### Exercise aim
Each line of the records below that holds "Eclipsis" should be returned.

#### Source data

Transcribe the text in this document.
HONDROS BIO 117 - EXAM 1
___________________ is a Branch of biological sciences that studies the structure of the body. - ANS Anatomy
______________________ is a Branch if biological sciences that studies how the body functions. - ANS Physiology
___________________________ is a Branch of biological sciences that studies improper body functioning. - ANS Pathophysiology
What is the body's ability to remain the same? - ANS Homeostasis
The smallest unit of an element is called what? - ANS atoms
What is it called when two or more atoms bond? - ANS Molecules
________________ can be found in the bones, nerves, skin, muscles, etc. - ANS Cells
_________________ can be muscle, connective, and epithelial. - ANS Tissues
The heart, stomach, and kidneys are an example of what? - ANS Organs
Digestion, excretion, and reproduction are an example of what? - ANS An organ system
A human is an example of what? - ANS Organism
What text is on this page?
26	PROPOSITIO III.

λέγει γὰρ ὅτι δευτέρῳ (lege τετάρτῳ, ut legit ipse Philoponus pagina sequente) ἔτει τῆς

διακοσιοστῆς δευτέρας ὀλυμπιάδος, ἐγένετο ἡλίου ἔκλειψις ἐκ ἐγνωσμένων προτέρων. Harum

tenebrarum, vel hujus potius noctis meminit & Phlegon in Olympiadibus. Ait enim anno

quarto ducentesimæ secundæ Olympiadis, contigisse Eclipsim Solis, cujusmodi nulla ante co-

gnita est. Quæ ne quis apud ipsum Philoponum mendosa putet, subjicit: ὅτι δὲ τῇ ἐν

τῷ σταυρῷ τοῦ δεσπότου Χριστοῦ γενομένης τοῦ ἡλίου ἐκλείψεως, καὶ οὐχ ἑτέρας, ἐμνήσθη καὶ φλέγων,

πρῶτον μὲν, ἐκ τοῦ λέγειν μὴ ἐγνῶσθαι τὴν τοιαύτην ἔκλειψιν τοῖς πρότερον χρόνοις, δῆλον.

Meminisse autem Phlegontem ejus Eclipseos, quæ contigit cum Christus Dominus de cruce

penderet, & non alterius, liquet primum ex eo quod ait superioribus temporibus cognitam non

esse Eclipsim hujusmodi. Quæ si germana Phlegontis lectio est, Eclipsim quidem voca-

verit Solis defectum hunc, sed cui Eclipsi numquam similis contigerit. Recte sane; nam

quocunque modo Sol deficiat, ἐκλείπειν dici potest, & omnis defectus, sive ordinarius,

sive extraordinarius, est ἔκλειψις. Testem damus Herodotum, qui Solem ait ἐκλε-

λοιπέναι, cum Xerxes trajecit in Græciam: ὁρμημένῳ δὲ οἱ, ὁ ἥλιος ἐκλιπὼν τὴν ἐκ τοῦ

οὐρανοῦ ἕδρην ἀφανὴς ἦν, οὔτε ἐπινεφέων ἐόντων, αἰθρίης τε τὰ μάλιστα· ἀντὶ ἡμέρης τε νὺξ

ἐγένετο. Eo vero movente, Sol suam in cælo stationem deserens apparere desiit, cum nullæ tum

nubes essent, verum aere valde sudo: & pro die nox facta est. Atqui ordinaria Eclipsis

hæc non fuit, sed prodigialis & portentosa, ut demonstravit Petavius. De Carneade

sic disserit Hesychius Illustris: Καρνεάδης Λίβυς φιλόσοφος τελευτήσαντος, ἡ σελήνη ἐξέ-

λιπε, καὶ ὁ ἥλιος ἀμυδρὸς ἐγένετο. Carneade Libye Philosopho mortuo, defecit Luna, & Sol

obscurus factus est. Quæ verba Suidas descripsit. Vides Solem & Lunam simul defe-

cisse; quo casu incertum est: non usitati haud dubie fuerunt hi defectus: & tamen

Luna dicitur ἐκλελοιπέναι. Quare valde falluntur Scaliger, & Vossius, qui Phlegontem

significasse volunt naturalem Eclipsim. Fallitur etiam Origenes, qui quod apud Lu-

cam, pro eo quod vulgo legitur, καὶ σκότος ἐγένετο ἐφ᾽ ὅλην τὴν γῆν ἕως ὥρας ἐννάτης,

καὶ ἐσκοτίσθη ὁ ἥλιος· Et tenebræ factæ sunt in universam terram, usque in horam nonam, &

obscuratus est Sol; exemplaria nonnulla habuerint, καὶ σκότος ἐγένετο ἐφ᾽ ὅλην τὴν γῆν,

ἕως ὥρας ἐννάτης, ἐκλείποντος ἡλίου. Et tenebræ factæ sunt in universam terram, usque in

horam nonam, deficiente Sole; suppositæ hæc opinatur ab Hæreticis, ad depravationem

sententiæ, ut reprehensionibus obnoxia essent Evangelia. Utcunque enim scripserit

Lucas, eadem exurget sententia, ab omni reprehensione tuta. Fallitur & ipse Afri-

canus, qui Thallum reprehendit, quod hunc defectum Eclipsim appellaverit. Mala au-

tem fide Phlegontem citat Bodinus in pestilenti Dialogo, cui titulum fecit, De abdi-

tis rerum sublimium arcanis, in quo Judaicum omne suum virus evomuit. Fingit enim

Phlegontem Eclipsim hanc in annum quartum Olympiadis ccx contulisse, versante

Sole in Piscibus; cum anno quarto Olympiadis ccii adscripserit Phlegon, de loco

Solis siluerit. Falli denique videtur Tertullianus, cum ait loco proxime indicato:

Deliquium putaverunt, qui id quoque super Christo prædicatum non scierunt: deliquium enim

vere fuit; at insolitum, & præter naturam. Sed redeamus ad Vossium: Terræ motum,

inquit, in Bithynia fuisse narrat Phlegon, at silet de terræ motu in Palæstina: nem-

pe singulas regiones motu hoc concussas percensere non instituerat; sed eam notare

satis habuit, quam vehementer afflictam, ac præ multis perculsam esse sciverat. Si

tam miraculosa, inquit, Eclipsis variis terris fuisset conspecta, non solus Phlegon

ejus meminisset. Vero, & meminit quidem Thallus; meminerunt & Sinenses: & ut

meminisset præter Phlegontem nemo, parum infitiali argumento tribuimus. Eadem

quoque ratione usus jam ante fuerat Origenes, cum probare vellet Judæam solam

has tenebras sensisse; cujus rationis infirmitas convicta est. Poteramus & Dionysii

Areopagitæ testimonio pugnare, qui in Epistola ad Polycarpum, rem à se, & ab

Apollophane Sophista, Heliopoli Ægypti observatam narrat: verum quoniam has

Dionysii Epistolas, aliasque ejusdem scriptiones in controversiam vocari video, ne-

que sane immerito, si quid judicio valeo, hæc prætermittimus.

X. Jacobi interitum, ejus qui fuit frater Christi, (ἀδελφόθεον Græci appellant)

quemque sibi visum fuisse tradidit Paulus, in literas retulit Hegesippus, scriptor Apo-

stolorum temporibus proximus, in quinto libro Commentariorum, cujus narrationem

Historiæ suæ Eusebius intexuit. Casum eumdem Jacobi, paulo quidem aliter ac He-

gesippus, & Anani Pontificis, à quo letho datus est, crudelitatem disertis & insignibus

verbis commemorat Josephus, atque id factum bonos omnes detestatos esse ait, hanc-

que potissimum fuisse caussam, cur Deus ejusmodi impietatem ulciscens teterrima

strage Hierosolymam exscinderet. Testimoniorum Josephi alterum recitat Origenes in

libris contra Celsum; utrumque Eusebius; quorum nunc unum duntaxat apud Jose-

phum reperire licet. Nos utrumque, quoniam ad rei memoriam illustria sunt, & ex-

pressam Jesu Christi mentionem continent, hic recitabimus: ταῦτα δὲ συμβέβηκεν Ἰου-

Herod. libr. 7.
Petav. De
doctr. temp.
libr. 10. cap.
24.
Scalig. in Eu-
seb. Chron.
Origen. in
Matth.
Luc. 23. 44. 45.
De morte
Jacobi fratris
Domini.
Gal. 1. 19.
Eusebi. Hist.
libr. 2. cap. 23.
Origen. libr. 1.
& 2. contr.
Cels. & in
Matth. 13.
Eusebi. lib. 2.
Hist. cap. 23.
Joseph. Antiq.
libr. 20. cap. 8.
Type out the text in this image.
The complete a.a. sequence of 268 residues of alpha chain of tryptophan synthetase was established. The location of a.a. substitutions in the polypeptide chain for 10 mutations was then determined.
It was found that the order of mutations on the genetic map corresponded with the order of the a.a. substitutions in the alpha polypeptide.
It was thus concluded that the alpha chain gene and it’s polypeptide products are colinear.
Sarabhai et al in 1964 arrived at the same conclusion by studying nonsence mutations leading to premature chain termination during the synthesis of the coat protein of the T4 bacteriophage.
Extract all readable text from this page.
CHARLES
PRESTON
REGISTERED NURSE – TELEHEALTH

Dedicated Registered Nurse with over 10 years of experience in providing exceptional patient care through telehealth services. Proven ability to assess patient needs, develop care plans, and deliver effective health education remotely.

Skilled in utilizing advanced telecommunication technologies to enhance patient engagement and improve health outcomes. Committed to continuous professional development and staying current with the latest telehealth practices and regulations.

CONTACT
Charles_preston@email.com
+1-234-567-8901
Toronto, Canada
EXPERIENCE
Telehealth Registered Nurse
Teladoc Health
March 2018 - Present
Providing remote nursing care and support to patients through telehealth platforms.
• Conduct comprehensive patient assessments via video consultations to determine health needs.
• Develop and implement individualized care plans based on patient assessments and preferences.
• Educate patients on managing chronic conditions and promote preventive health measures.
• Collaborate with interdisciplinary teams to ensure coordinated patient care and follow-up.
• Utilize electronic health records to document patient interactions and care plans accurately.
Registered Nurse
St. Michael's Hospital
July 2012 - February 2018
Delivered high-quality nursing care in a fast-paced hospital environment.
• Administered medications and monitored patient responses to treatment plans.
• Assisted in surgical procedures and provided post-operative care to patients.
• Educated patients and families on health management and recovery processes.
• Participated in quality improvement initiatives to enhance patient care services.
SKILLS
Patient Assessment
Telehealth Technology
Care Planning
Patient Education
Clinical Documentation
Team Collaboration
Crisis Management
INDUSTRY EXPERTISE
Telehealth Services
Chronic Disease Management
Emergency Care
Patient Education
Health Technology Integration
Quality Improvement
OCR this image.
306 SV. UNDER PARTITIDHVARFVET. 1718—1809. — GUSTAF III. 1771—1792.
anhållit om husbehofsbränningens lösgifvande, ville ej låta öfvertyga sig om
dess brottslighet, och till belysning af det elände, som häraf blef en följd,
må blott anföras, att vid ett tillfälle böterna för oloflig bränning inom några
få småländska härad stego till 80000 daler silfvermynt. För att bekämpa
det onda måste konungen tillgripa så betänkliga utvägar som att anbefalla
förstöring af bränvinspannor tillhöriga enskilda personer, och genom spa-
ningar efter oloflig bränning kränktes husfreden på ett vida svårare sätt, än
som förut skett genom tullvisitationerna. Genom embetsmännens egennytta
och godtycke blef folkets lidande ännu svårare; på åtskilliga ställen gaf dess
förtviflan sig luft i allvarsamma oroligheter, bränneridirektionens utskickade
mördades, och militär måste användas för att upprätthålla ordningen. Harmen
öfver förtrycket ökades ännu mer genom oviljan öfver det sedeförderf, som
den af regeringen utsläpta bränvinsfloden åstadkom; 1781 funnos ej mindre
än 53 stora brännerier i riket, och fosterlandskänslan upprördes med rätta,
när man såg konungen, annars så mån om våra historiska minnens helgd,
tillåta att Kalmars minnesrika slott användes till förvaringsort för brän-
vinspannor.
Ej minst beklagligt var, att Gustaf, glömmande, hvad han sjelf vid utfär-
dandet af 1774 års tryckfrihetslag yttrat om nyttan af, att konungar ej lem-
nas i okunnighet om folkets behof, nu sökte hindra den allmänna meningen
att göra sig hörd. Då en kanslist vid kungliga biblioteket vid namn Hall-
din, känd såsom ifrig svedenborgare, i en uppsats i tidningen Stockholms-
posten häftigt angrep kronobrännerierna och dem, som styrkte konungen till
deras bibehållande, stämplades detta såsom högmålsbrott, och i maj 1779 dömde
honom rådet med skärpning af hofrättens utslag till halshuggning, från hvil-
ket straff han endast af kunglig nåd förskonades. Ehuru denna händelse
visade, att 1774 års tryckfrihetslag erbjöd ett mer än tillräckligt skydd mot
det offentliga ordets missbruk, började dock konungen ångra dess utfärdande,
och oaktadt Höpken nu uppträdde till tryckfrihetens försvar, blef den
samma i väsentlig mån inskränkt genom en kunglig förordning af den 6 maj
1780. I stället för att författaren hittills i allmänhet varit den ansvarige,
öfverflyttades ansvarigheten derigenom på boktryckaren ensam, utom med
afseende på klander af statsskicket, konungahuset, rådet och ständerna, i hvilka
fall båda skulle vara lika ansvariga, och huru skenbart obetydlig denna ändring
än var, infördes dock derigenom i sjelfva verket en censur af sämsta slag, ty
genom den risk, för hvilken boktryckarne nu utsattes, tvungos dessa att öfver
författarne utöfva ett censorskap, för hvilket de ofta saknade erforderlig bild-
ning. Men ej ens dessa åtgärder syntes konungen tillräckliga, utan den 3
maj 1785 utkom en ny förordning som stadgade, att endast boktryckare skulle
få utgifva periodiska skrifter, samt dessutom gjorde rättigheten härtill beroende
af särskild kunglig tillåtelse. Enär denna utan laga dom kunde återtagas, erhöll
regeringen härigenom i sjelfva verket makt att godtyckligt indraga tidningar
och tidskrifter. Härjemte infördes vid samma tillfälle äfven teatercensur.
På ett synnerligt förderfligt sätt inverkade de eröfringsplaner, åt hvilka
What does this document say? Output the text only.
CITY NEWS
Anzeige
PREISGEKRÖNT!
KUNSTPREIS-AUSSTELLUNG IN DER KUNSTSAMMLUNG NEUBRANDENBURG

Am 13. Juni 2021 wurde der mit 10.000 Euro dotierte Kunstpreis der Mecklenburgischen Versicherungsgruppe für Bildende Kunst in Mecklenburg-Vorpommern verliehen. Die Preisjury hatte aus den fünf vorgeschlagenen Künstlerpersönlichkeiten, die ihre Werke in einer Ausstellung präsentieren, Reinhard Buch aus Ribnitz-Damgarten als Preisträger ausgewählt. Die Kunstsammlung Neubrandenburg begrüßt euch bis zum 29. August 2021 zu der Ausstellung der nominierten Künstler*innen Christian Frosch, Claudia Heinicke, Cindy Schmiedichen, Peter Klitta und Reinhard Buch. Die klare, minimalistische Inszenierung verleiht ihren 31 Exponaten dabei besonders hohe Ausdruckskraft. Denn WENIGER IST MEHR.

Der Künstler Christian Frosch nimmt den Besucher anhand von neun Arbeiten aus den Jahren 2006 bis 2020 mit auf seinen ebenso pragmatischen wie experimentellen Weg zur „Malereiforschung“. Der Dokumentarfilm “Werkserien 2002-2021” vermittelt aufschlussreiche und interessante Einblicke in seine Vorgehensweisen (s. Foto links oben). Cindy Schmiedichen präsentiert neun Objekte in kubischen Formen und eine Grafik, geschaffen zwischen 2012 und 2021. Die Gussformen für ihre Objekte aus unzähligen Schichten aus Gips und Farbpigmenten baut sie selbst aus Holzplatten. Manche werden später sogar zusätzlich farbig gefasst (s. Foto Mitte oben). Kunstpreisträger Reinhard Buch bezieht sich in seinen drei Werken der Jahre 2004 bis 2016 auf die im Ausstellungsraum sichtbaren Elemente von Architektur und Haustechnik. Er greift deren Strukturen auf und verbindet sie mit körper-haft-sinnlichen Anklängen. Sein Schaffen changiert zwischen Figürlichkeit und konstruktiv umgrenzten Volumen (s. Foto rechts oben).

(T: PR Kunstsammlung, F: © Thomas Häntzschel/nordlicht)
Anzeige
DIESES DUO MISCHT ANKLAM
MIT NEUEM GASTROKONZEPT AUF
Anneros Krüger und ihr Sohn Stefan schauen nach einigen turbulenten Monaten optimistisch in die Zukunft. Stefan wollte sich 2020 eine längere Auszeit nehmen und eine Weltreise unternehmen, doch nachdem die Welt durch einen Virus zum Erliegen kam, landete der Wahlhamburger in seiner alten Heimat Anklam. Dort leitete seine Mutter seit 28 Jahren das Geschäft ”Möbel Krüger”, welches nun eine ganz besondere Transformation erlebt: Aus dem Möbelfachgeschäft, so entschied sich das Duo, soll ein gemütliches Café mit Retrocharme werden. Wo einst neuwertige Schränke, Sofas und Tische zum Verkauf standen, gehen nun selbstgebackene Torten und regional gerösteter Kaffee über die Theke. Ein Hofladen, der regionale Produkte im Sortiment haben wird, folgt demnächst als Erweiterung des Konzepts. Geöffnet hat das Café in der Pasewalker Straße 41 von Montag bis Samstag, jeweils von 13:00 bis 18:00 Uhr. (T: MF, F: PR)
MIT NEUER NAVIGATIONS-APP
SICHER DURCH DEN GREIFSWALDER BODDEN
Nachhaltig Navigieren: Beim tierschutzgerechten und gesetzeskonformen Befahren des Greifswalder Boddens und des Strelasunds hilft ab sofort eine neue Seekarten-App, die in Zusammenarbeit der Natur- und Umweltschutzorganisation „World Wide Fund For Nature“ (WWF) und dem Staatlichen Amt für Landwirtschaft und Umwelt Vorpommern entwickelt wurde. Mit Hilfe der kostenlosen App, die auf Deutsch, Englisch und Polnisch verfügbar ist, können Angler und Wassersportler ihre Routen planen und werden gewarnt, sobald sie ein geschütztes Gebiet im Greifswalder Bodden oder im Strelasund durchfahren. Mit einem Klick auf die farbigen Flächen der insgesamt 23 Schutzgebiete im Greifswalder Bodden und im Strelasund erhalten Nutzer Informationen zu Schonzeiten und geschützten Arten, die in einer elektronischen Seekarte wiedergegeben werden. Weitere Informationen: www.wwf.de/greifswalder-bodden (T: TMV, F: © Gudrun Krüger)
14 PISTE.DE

########

### Finished exercise
nubes essent, verum aere valde sudo: & pro die nox facta est. Atqui ordinaria Eclipsis
tam miraculosa, inquit, Eclipsis variis terris fuisset conspecta, non solus Phlegon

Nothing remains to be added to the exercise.